PROBLEM TO WORK ON:
Work through the entries below and report how many lines include "Pocisk". The number alone is the answer.

-----

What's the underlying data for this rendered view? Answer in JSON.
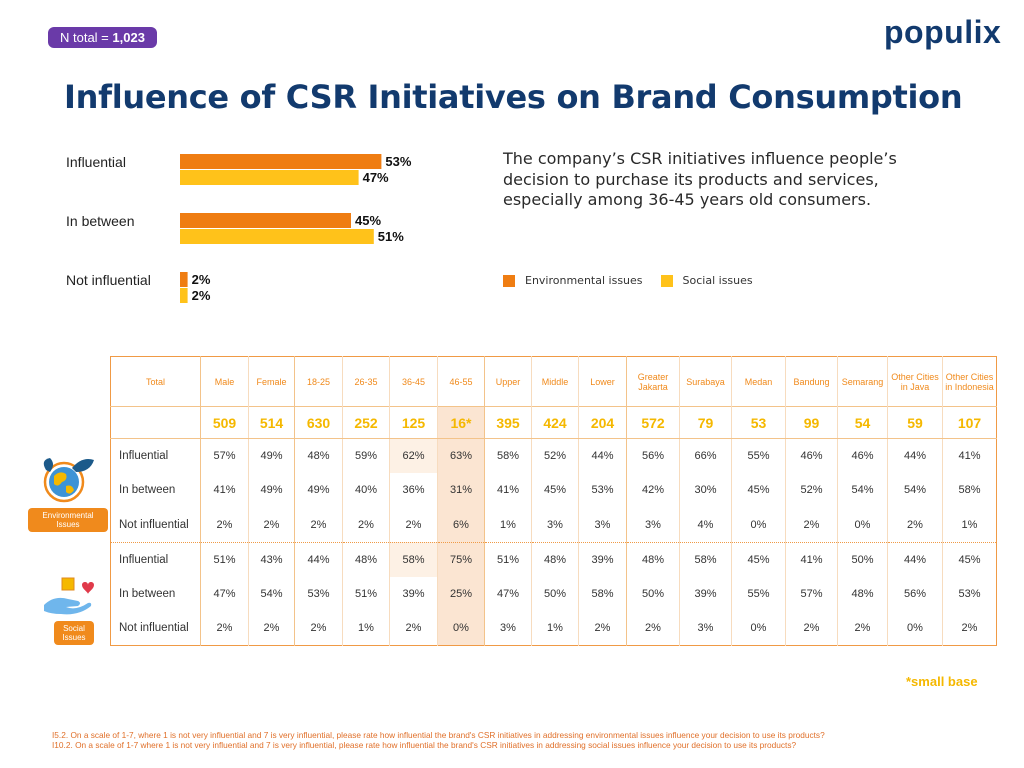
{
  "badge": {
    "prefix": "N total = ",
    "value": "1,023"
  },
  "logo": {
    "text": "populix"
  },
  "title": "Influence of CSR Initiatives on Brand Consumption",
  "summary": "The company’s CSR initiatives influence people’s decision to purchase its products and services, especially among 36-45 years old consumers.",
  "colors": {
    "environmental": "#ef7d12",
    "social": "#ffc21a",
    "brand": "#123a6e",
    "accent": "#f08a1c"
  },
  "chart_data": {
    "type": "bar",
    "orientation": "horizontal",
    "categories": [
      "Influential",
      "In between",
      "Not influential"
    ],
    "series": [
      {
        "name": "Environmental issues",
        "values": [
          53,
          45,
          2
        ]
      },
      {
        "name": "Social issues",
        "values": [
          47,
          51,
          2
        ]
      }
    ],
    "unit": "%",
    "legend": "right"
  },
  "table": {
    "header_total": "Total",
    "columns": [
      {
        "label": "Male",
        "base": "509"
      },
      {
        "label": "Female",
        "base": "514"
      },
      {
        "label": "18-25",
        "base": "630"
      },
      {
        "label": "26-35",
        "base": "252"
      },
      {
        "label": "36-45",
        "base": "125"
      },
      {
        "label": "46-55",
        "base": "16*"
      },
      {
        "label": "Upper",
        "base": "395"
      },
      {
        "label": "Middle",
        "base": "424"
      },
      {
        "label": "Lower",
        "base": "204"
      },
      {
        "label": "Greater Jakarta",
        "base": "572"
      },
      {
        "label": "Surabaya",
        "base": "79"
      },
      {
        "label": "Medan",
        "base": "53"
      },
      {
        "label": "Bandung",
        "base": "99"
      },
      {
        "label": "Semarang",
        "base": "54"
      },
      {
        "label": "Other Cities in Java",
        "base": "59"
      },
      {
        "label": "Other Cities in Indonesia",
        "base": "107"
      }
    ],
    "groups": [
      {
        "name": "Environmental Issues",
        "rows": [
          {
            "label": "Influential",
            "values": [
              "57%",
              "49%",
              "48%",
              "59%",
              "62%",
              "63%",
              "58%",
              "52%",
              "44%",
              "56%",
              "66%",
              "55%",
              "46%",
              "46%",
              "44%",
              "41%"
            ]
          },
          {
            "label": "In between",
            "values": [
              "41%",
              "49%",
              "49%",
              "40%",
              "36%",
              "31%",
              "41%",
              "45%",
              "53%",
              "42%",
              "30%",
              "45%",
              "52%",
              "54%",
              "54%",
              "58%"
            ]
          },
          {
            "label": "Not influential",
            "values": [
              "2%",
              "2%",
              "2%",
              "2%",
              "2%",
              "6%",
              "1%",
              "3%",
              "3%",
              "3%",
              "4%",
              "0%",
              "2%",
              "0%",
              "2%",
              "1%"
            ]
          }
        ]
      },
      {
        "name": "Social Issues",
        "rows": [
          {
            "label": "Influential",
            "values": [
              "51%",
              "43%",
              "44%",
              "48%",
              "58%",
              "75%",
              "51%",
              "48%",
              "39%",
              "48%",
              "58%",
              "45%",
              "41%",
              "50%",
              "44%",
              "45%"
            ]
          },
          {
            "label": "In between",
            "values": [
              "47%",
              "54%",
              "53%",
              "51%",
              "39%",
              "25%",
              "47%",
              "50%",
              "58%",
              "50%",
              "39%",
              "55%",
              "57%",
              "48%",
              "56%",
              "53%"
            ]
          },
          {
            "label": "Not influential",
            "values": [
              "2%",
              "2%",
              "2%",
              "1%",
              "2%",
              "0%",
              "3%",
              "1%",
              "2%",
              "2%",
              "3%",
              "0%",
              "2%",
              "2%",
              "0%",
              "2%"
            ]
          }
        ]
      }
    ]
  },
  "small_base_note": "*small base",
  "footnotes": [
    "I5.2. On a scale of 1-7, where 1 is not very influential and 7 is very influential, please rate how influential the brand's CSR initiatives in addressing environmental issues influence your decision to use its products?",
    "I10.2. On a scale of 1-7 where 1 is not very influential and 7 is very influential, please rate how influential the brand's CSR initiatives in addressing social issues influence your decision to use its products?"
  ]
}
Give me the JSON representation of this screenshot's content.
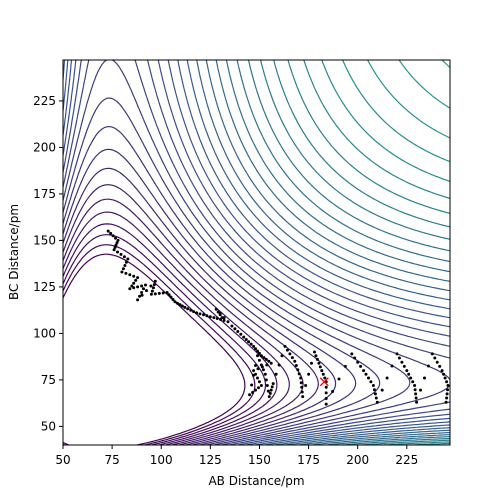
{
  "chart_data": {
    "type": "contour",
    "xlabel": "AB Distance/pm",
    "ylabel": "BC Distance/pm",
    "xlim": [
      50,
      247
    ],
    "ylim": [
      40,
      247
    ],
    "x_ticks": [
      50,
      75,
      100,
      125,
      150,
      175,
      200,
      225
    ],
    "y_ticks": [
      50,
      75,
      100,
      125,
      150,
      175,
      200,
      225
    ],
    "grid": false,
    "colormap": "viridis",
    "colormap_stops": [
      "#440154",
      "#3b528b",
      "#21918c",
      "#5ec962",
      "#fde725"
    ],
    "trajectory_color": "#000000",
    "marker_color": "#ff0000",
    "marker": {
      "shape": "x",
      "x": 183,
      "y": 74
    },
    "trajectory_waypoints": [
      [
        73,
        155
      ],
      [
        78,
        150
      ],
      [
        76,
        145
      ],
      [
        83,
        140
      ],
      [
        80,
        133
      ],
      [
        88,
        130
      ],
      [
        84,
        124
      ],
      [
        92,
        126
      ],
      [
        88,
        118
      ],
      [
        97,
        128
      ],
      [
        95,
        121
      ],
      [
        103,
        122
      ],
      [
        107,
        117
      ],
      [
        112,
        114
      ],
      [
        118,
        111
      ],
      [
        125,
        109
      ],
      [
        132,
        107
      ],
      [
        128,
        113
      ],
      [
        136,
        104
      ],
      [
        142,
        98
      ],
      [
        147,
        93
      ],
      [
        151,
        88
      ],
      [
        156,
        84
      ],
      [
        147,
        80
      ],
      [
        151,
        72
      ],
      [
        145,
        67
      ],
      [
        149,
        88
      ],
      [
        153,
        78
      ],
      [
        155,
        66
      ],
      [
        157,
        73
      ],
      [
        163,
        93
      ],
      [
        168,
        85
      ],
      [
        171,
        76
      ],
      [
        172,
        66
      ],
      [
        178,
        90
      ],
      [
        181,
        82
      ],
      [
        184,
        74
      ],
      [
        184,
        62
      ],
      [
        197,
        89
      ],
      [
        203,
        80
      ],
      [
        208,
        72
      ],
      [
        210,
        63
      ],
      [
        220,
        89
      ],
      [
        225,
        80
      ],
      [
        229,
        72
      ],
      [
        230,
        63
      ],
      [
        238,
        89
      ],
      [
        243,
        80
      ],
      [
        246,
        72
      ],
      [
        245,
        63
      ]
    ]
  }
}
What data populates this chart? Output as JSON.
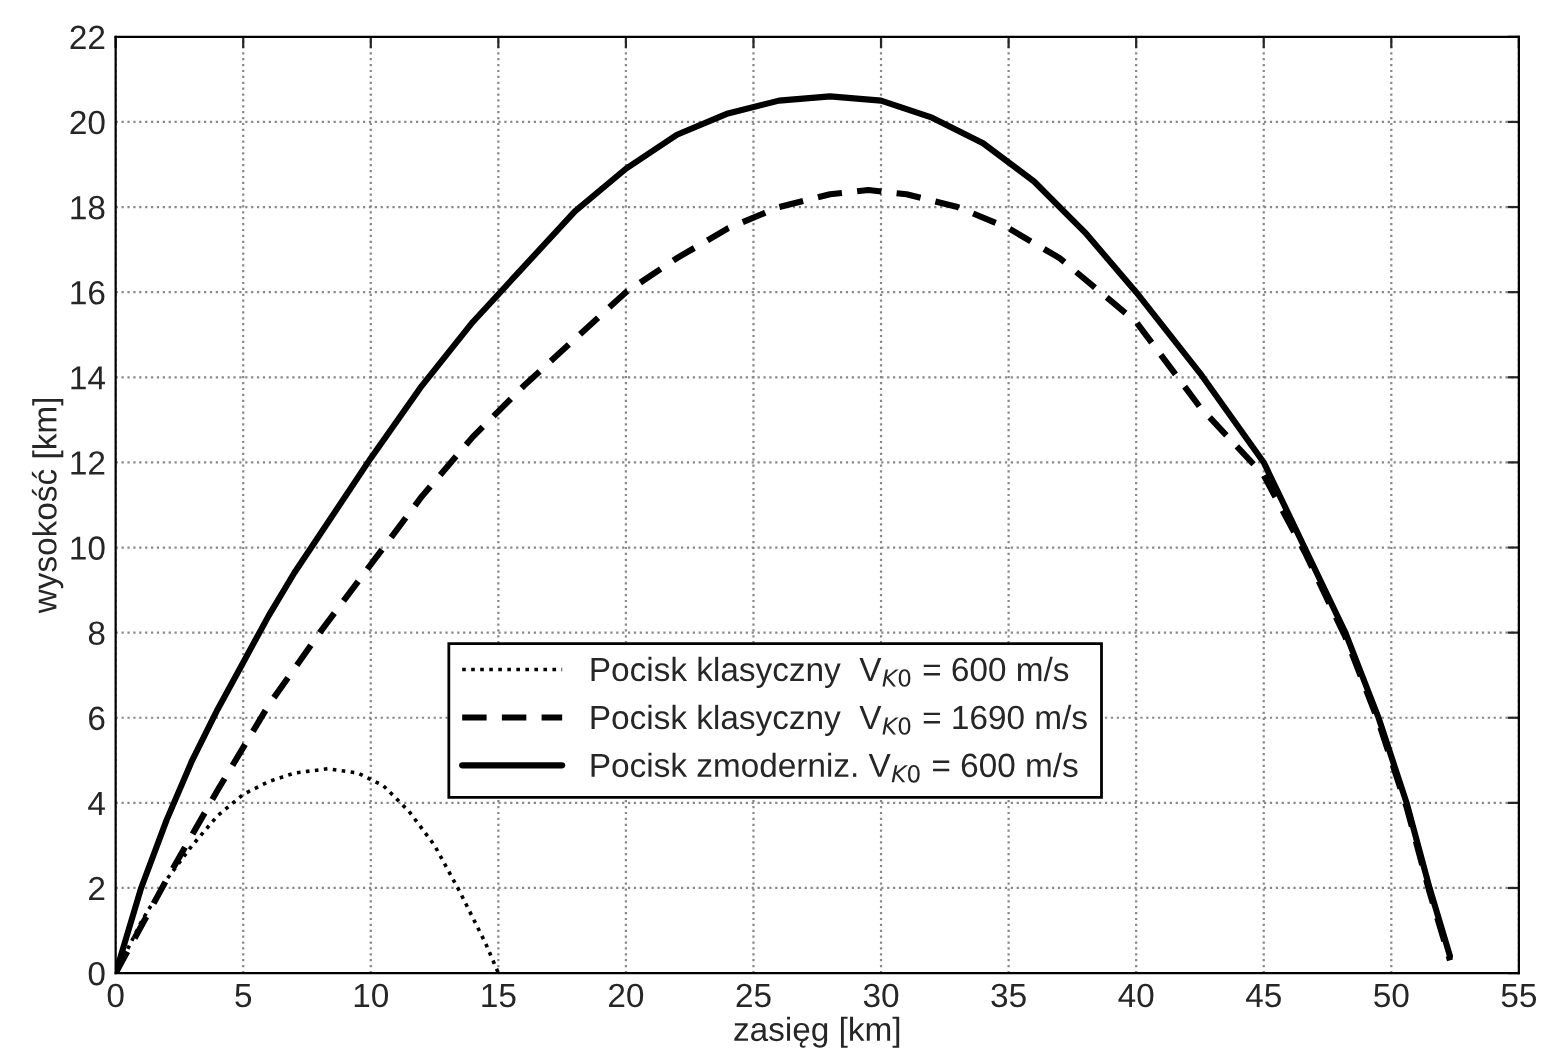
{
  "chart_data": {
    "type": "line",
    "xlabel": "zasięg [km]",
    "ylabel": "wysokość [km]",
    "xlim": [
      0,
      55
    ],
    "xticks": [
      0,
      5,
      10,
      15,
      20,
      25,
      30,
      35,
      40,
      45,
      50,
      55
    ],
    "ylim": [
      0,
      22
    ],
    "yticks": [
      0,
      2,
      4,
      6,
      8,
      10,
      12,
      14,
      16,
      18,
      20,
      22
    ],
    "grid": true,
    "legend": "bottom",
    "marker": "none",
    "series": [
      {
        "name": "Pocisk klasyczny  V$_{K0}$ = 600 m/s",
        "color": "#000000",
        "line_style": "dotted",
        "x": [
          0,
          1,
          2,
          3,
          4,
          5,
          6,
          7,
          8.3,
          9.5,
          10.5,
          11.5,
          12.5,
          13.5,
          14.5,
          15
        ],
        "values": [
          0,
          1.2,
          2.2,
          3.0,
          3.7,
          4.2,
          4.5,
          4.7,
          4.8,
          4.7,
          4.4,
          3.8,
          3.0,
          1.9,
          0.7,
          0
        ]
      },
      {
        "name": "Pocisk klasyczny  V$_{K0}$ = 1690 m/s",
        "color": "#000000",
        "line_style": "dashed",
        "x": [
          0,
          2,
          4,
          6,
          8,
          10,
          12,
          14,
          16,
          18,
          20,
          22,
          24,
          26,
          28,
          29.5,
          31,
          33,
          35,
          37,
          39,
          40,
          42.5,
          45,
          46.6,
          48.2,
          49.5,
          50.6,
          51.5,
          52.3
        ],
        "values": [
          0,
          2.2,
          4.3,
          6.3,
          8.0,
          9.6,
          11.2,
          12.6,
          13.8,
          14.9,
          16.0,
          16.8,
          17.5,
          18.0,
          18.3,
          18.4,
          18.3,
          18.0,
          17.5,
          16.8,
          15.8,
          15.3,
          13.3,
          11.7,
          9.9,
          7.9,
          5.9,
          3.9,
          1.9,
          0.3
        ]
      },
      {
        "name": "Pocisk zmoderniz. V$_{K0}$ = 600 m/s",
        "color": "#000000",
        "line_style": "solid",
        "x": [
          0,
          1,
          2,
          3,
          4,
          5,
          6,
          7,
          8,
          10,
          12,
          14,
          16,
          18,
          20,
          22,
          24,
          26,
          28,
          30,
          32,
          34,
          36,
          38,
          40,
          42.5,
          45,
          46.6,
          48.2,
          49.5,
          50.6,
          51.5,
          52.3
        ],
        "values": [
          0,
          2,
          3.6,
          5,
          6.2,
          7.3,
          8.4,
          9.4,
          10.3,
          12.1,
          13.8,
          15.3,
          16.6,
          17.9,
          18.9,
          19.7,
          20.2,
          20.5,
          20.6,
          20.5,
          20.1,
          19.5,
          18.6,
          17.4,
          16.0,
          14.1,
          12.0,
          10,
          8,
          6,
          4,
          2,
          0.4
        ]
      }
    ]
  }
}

-----

IN RESPONSE:
3